**REQUEST**
Please pick out every line in the records below that contains the string "dropdown", treating uppercase and lowercase as different, and copy each one.

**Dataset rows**
..............................

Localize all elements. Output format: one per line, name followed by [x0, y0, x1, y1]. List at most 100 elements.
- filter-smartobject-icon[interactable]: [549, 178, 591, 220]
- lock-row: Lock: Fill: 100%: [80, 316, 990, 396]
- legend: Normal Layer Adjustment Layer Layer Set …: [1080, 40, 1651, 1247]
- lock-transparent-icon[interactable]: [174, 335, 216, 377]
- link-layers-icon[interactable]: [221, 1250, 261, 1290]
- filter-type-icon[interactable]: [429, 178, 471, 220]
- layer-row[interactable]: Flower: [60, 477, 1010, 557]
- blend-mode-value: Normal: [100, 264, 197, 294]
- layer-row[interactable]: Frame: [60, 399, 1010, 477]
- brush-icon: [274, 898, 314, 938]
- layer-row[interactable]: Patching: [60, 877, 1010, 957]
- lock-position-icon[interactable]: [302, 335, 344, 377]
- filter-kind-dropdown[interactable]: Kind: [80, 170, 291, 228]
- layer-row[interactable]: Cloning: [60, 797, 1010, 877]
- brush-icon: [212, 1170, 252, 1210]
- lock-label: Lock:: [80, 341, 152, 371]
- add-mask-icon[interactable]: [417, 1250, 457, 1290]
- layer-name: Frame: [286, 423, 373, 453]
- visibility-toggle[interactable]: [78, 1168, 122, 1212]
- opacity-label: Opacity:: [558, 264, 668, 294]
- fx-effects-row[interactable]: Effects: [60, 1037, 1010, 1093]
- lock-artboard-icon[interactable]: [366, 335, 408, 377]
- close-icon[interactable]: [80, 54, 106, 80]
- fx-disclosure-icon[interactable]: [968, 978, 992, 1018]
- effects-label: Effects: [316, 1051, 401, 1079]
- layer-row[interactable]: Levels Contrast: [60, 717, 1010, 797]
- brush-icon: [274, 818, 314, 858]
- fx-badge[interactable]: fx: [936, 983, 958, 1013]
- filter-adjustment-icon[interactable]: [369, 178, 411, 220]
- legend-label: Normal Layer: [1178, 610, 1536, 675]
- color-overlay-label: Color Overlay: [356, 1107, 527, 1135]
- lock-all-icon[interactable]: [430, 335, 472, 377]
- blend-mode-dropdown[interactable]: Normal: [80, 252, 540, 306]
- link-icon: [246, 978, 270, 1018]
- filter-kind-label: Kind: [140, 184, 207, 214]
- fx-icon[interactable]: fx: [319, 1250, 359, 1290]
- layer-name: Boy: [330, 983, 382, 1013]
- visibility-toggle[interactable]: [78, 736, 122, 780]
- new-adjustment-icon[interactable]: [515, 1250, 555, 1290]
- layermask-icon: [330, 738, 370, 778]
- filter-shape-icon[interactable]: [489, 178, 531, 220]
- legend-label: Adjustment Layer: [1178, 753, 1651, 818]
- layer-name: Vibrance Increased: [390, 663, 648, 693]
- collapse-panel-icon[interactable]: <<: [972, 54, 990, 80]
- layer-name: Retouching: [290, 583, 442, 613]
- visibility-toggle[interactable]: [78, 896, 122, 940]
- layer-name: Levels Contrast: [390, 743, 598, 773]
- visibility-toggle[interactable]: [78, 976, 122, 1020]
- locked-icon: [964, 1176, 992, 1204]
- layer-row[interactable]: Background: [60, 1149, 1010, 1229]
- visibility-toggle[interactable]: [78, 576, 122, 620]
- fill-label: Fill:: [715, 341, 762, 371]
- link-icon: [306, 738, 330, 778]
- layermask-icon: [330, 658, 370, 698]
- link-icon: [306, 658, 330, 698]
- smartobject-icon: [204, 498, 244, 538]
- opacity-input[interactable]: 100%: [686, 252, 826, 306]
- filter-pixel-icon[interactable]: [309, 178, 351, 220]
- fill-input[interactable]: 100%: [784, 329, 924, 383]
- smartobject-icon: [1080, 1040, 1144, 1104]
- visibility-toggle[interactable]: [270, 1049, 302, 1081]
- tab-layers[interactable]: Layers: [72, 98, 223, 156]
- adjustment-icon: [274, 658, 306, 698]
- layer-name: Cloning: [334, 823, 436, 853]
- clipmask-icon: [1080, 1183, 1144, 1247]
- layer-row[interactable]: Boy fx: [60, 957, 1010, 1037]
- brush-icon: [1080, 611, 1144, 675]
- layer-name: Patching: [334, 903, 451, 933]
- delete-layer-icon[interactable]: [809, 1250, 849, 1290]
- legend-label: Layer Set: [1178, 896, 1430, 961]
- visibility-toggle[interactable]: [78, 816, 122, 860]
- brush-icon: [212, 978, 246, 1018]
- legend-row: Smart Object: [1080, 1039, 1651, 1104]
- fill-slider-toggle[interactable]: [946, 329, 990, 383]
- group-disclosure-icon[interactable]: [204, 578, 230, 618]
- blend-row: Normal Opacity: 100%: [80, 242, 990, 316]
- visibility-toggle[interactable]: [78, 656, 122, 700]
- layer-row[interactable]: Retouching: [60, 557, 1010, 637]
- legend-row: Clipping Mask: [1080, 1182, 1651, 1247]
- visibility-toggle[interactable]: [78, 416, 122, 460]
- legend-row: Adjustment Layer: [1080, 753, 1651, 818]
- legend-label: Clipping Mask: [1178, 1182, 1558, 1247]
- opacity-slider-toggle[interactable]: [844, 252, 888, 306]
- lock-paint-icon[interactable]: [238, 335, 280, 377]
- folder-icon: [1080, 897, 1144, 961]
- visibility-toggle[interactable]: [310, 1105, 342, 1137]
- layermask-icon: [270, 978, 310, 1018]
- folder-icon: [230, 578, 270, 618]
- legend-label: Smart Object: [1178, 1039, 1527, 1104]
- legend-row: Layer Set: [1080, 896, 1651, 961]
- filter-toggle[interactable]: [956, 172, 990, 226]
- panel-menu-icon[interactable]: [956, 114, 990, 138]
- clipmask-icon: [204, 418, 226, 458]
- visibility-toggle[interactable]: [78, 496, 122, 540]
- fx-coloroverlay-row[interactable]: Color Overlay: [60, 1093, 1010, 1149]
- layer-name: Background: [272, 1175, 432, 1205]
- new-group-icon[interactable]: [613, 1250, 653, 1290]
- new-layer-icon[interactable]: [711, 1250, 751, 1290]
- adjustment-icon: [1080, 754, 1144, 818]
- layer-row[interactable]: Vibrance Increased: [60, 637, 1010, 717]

..............................

**FULL SOLUTION**
- filter-kind-dropdown[interactable]: Kind: [80, 170, 291, 228]
- blend-mode-dropdown[interactable]: Normal: [80, 252, 540, 306]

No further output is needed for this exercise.